→ **Exercise brief**:
Do any lines in the data below contain "toggle"? If so, copy every one of them.

[A block of data]
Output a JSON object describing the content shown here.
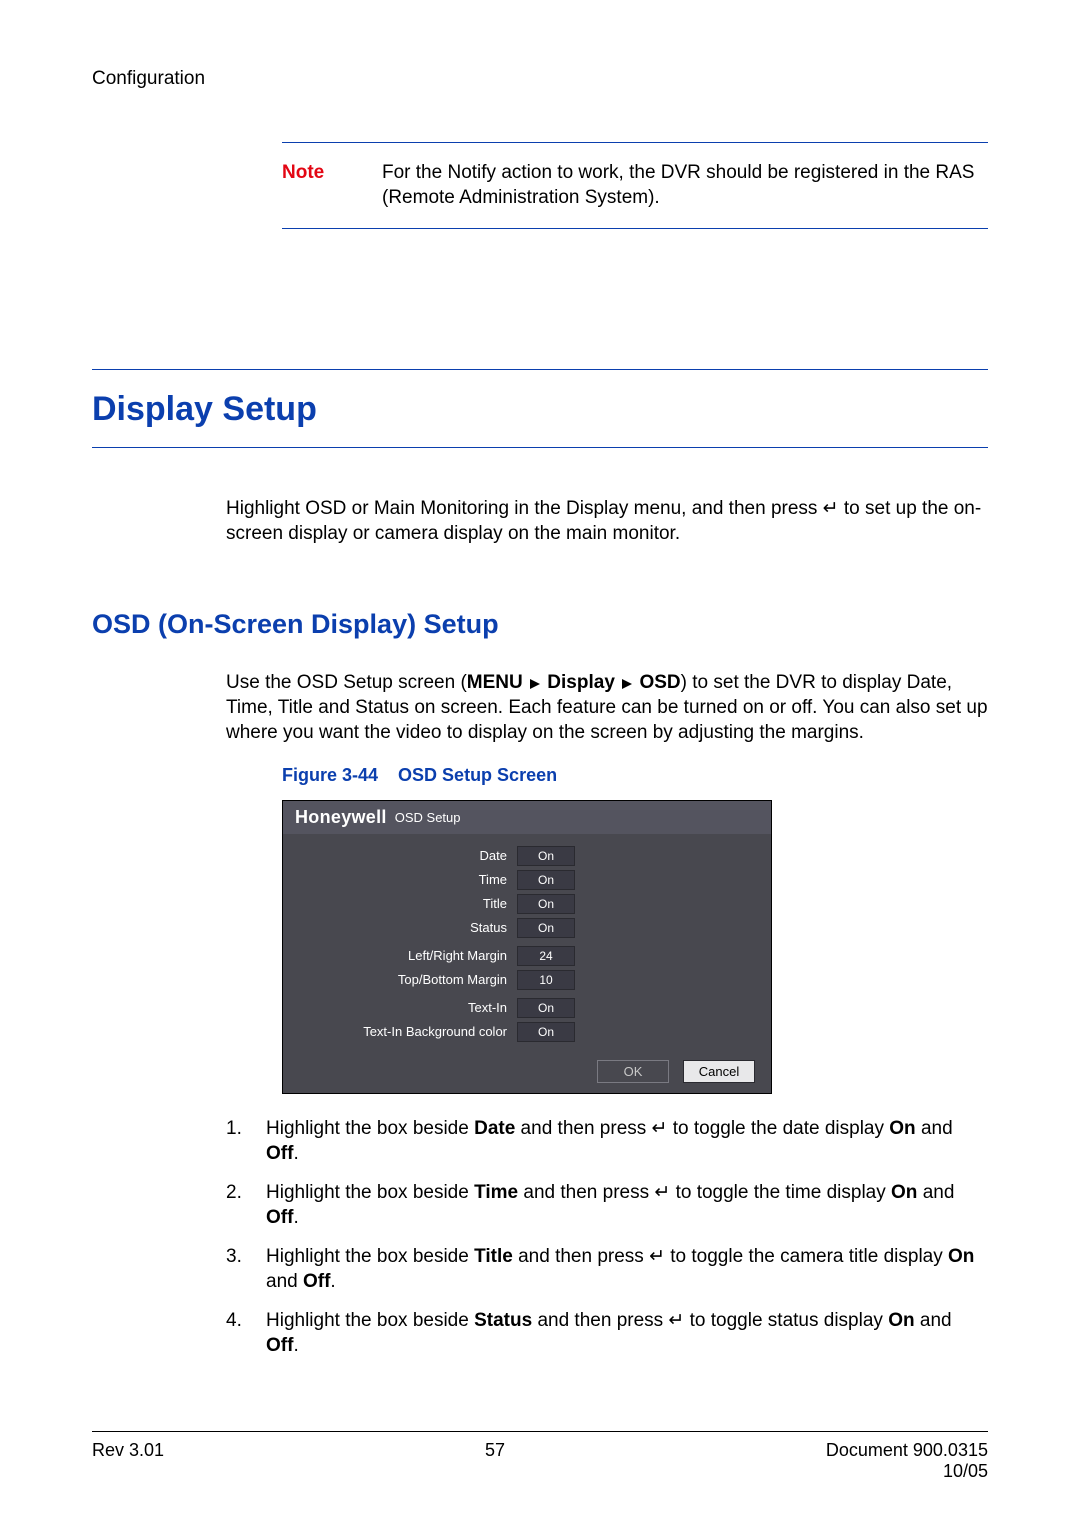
{
  "header": {
    "breadcrumb": "Configuration"
  },
  "note": {
    "label": "Note",
    "text": "For the Notify action to work, the DVR should be registered in the RAS (Remote Administration System)."
  },
  "section": {
    "title": "Display Setup"
  },
  "intro": "Highlight OSD or Main Monitoring in the Display menu, and then press ↵ to set up the on-screen display or camera display on the main monitor.",
  "subsection": {
    "title": "OSD (On-Screen Display) Setup"
  },
  "osd_intro": {
    "pre": "Use the OSD Setup screen (",
    "menu_path": [
      "MENU",
      "Display",
      "OSD"
    ],
    "post": ") to set the DVR to display Date, Time, Title and Status on screen. Each feature can be turned on or off. You can also set up where you want the video to display on the screen by adjusting the margins."
  },
  "figure": {
    "label": "Figure 3-44",
    "title": "OSD Setup Screen"
  },
  "osd_panel": {
    "brand": "Honeywell",
    "subtitle": "OSD Setup",
    "rows": [
      {
        "label": "Date",
        "value": "On"
      },
      {
        "label": "Time",
        "value": "On"
      },
      {
        "label": "Title",
        "value": "On"
      },
      {
        "label": "Status",
        "value": "On"
      },
      {
        "label": "Left/Right Margin",
        "value": "24",
        "group": 2
      },
      {
        "label": "Top/Bottom Margin",
        "value": "10",
        "group": 2
      },
      {
        "label": "Text-In",
        "value": "On",
        "group": 3
      },
      {
        "label": "Text-In Background color",
        "value": "On",
        "group": 3
      }
    ],
    "buttons": {
      "ok": "OK",
      "cancel": "Cancel"
    },
    "colors": {
      "titlebar_bg": "#54545f",
      "body_bg": "#48484f",
      "value_bg": "#3a3a44",
      "cancel_bg": "#e8e8ea"
    }
  },
  "steps": [
    {
      "num": "1.",
      "pre": "Highlight the box beside ",
      "field": "Date",
      "mid": " and then press ↵ to toggle the date display ",
      "on": "On",
      "and": " and ",
      "off": "Off",
      "end": "."
    },
    {
      "num": "2.",
      "pre": "Highlight the box beside ",
      "field": "Time",
      "mid": " and then press ↵ to toggle the time display ",
      "on": "On",
      "and": " and ",
      "off": "Off",
      "end": "."
    },
    {
      "num": "3.",
      "pre": "Highlight the box beside ",
      "field": "Title",
      "mid": " and then press ↵ to toggle the camera title display ",
      "on": "On",
      "and": " and ",
      "off": "Off",
      "end": "."
    },
    {
      "num": "4.",
      "pre": "Highlight the box beside ",
      "field": "Status",
      "mid": " and then press ↵ to toggle status display ",
      "on": "On",
      "and": " and ",
      "off": "Off",
      "end": "."
    }
  ],
  "footer": {
    "rev": "Rev 3.01",
    "page": "57",
    "doc": "Document 900.0315",
    "date": "10/05"
  }
}
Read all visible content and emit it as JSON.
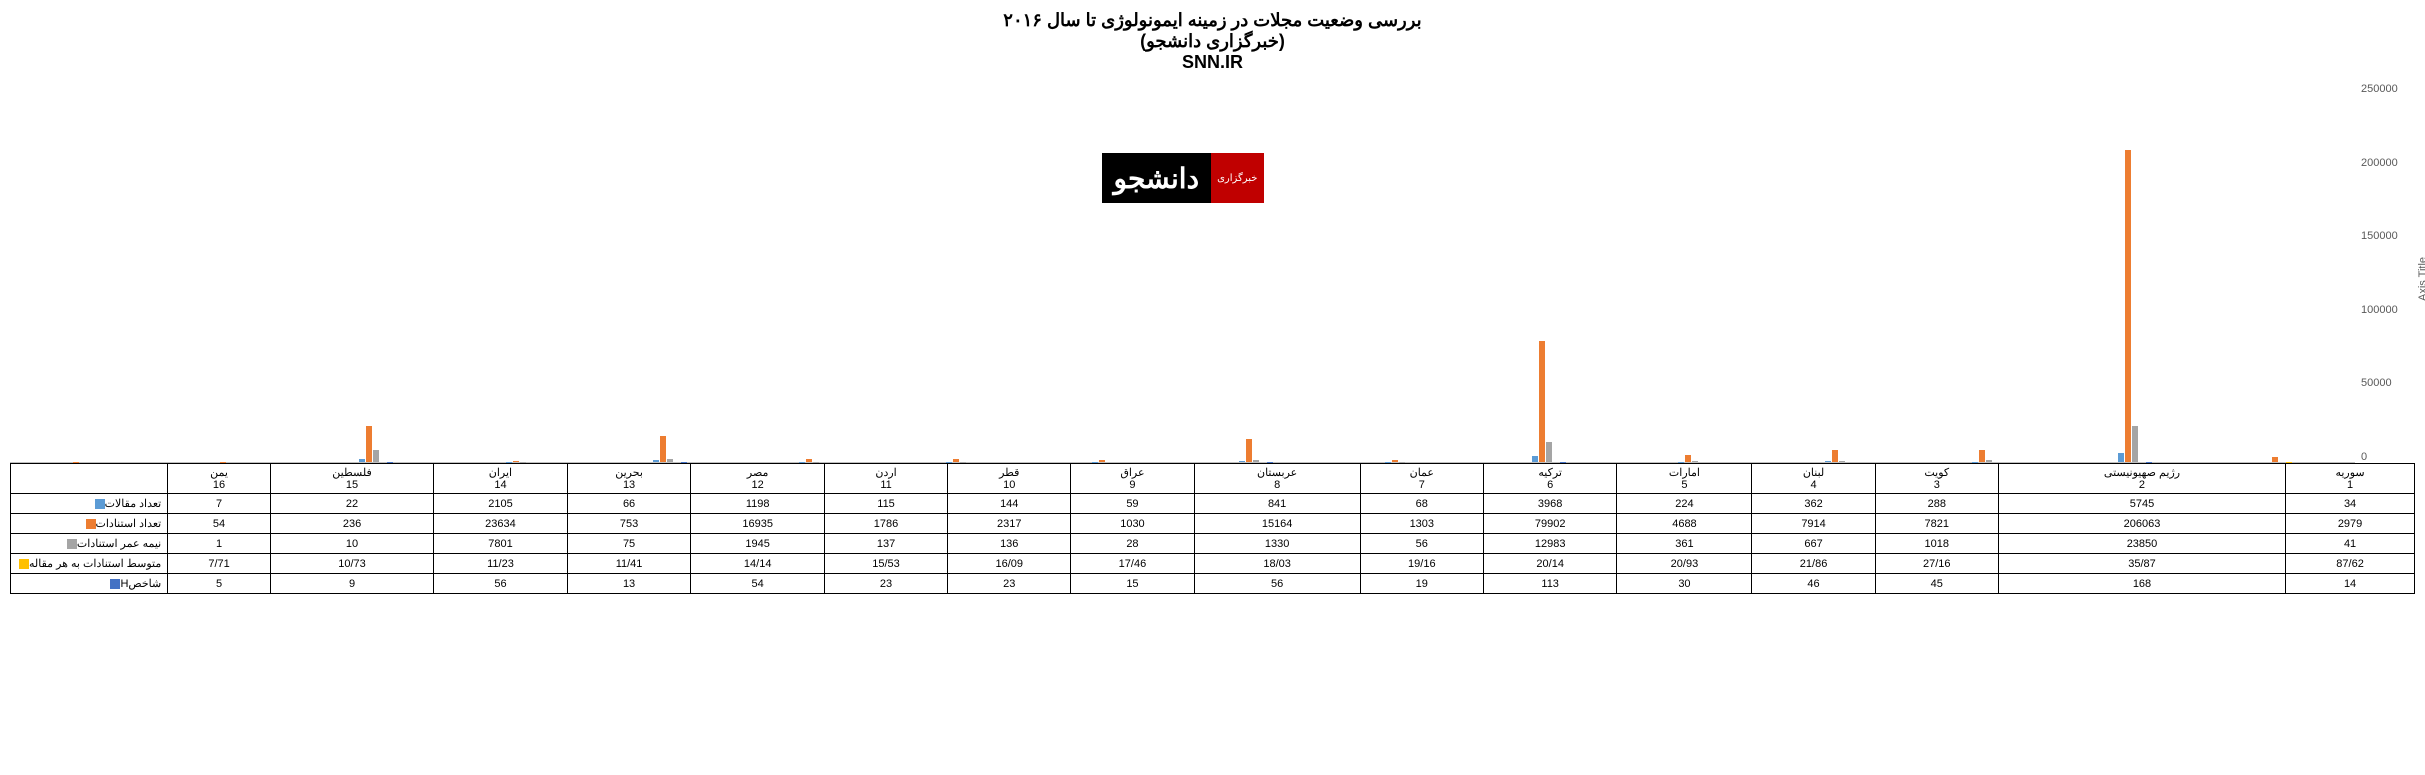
{
  "titles": {
    "line1": "بررسی وضعیت مجلات در زمینه ایمونولوژی تا سال ۲۰۱۶",
    "line2": "(خبرگزاری دانشجو)",
    "line3": "SNN.IR"
  },
  "y_axis": {
    "label": "Axis Title",
    "ticks": [
      "0",
      "50000",
      "100000",
      "150000",
      "200000",
      "250000"
    ],
    "max": 250000
  },
  "series": [
    {
      "key": "s1",
      "label": "تعداد مقالات",
      "color": "#5b9bd5"
    },
    {
      "key": "s2",
      "label": "تعداد استنادات",
      "color": "#ed7d31"
    },
    {
      "key": "s3",
      "label": "نیمه عمر استنادات",
      "color": "#a5a5a5"
    },
    {
      "key": "s4",
      "label": "متوسط استنادات به هر مقاله",
      "color": "#ffc000"
    },
    {
      "key": "s5",
      "label": "شاخصH",
      "color": "#4472c4"
    }
  ],
  "countries": [
    {
      "name": "سوریه",
      "idx": "1",
      "s1": "34",
      "s2": "2979",
      "s3": "41",
      "s4": "87/62",
      "s5": "14"
    },
    {
      "name": "رژیم صهیونیستی",
      "idx": "2",
      "s1": "5745",
      "s2": "206063",
      "s3": "23850",
      "s4": "35/87",
      "s5": "168"
    },
    {
      "name": "کویت",
      "idx": "3",
      "s1": "288",
      "s2": "7821",
      "s3": "1018",
      "s4": "27/16",
      "s5": "45"
    },
    {
      "name": "لبنان",
      "idx": "4",
      "s1": "362",
      "s2": "7914",
      "s3": "667",
      "s4": "21/86",
      "s5": "46"
    },
    {
      "name": "امارات",
      "idx": "5",
      "s1": "224",
      "s2": "4688",
      "s3": "361",
      "s4": "20/93",
      "s5": "30"
    },
    {
      "name": "ترکیه",
      "idx": "6",
      "s1": "3968",
      "s2": "79902",
      "s3": "12983",
      "s4": "20/14",
      "s5": "113"
    },
    {
      "name": "عمان",
      "idx": "7",
      "s1": "68",
      "s2": "1303",
      "s3": "56",
      "s4": "19/16",
      "s5": "19"
    },
    {
      "name": "عربستان",
      "idx": "8",
      "s1": "841",
      "s2": "15164",
      "s3": "1330",
      "s4": "18/03",
      "s5": "56"
    },
    {
      "name": "عراق",
      "idx": "9",
      "s1": "59",
      "s2": "1030",
      "s3": "28",
      "s4": "17/46",
      "s5": "15"
    },
    {
      "name": "قطر",
      "idx": "10",
      "s1": "144",
      "s2": "2317",
      "s3": "136",
      "s4": "16/09",
      "s5": "23"
    },
    {
      "name": "اردن",
      "idx": "11",
      "s1": "115",
      "s2": "1786",
      "s3": "137",
      "s4": "15/53",
      "s5": "23"
    },
    {
      "name": "مصر",
      "idx": "12",
      "s1": "1198",
      "s2": "16935",
      "s3": "1945",
      "s4": "14/14",
      "s5": "54"
    },
    {
      "name": "بحرین",
      "idx": "13",
      "s1": "66",
      "s2": "753",
      "s3": "75",
      "s4": "11/41",
      "s5": "13"
    },
    {
      "name": "ایران",
      "idx": "14",
      "s1": "2105",
      "s2": "23634",
      "s3": "7801",
      "s4": "11/23",
      "s5": "56"
    },
    {
      "name": "فلسطین",
      "idx": "15",
      "s1": "22",
      "s2": "236",
      "s3": "10",
      "s4": "10/73",
      "s5": "9"
    },
    {
      "name": "یمن",
      "idx": "16",
      "s1": "7",
      "s2": "54",
      "s3": "1",
      "s4": "7/71",
      "s5": "5"
    }
  ],
  "logo": {
    "red_text": "خبرگزاری",
    "black_text": "دانشجو"
  }
}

→ **Correct answer**:
      "mid": " and then press ↵ to toggle the date display ",
      "mid": " and then press ↵ to toggle the time display ",
      "mid": " and then press ↵ to toggle the camera title display ",
      "mid": " and then press ↵ to toggle status display ",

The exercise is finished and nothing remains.